(DATA FOR THIS EXERCISE)

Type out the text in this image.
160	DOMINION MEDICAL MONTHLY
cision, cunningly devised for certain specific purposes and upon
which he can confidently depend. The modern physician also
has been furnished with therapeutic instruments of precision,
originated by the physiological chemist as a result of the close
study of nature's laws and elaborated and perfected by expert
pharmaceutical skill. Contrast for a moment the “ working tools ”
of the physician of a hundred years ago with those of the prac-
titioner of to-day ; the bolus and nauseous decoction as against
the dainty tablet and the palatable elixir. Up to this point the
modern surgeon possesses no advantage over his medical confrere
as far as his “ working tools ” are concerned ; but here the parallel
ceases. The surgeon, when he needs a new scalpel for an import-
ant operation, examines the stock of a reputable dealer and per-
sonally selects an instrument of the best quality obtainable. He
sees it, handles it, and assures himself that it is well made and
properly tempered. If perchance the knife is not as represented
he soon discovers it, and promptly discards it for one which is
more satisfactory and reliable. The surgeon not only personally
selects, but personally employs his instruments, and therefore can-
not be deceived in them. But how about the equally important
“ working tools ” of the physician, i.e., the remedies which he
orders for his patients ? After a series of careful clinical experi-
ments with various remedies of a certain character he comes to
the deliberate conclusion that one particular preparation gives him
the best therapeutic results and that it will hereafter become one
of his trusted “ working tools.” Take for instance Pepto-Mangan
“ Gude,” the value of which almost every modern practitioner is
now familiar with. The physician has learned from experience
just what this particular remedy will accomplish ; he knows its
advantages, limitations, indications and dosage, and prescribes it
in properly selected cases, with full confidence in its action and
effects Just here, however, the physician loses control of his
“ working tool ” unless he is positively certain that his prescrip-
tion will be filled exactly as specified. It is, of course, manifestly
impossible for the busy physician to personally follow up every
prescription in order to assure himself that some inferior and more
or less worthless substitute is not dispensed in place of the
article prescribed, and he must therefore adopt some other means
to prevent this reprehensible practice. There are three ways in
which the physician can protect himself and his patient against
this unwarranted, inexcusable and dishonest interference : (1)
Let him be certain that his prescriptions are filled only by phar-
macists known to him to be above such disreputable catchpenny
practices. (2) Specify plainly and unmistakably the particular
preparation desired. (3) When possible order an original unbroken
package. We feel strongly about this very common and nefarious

(End DATA FOR THIS EXERCISE)

▶ **WHAT IS NEEDED**: Isolate each line of the listing above that includes "against". Copy it.

▶ **REPLY**:
titioner of to-day ; the bolus and nauseous decoction as against
which the physician can protect himself and his patient against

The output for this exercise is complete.